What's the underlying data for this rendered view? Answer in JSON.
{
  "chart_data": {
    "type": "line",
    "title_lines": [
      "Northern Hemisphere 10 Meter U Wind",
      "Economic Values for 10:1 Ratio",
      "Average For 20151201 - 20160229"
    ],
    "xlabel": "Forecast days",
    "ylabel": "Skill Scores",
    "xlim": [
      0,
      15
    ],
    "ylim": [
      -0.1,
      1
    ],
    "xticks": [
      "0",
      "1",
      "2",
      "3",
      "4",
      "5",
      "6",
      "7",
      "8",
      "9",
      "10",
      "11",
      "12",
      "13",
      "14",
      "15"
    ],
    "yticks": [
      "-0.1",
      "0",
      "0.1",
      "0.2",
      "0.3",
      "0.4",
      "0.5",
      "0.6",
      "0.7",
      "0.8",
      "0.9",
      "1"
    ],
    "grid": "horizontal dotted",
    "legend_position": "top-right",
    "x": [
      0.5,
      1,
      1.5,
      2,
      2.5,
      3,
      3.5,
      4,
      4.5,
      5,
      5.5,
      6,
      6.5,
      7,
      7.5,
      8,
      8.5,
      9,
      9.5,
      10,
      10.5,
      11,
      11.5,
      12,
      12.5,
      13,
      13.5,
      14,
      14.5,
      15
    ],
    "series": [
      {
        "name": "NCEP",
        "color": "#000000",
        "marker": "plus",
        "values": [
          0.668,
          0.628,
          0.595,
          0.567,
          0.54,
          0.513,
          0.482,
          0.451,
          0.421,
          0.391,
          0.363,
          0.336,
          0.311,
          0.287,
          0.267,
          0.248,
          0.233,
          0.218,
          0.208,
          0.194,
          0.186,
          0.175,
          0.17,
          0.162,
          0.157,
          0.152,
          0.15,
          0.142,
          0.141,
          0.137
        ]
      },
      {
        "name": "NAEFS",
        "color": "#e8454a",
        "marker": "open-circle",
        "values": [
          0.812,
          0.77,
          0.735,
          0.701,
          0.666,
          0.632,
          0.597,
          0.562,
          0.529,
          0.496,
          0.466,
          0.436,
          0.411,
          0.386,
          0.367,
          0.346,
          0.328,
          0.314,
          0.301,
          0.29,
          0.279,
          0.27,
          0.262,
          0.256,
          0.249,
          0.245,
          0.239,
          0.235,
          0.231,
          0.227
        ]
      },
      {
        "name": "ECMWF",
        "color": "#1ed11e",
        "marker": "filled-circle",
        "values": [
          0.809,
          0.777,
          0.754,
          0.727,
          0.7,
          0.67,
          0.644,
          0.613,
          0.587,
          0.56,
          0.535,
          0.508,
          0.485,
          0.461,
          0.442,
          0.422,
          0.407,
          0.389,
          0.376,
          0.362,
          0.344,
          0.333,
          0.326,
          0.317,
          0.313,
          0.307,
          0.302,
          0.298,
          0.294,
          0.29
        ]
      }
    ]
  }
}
------------------------------------
=== What to work on ===
Would you copy out each line exactly as written?

=== Response to this task ===
What's the underlying data for this rendered view? Answer in JSON.
{
  "chart_data": {
    "type": "line",
    "title_lines": [
      "Northern Hemisphere 10 Meter U Wind",
      "Economic Values for 10:1 Ratio",
      "Average For 20151201 - 20160229"
    ],
    "xlabel": "Forecast days",
    "ylabel": "Skill Scores",
    "xlim": [
      0,
      15
    ],
    "ylim": [
      -0.1,
      1
    ],
    "xticks": [
      "0",
      "1",
      "2",
      "3",
      "4",
      "5",
      "6",
      "7",
      "8",
      "9",
      "10",
      "11",
      "12",
      "13",
      "14",
      "15"
    ],
    "yticks": [
      "-0.1",
      "0",
      "0.1",
      "0.2",
      "0.3",
      "0.4",
      "0.5",
      "0.6",
      "0.7",
      "0.8",
      "0.9",
      "1"
    ],
    "grid": "horizontal dotted",
    "legend_position": "top-right",
    "x": [
      0.5,
      1,
      1.5,
      2,
      2.5,
      3,
      3.5,
      4,
      4.5,
      5,
      5.5,
      6,
      6.5,
      7,
      7.5,
      8,
      8.5,
      9,
      9.5,
      10,
      10.5,
      11,
      11.5,
      12,
      12.5,
      13,
      13.5,
      14,
      14.5,
      15
    ],
    "series": [
      {
        "name": "NCEP",
        "color": "#000000",
        "marker": "plus",
        "values": [
          0.668,
          0.628,
          0.595,
          0.567,
          0.54,
          0.513,
          0.482,
          0.451,
          0.421,
          0.391,
          0.363,
          0.336,
          0.311,
          0.287,
          0.267,
          0.248,
          0.233,
          0.218,
          0.208,
          0.194,
          0.186,
          0.175,
          0.17,
          0.162,
          0.157,
          0.152,
          0.15,
          0.142,
          0.141,
          0.137
        ]
      },
      {
        "name": "NAEFS",
        "color": "#e8454a",
        "marker": "open-circle",
        "values": [
          0.812,
          0.77,
          0.735,
          0.701,
          0.666,
          0.632,
          0.597,
          0.562,
          0.529,
          0.496,
          0.466,
          0.436,
          0.411,
          0.386,
          0.367,
          0.346,
          0.328,
          0.314,
          0.301,
          0.29,
          0.279,
          0.27,
          0.262,
          0.256,
          0.249,
          0.245,
          0.239,
          0.235,
          0.231,
          0.227
        ]
      },
      {
        "name": "ECMWF",
        "color": "#1ed11e",
        "marker": "filled-circle",
        "values": [
          0.809,
          0.777,
          0.754,
          0.727,
          0.7,
          0.67,
          0.644,
          0.613,
          0.587,
          0.56,
          0.535,
          0.508,
          0.485,
          0.461,
          0.442,
          0.422,
          0.407,
          0.389,
          0.376,
          0.362,
          0.344,
          0.333,
          0.326,
          0.317,
          0.313,
          0.307,
          0.302,
          0.298,
          0.294,
          0.29
        ]
      }
    ]
  }
}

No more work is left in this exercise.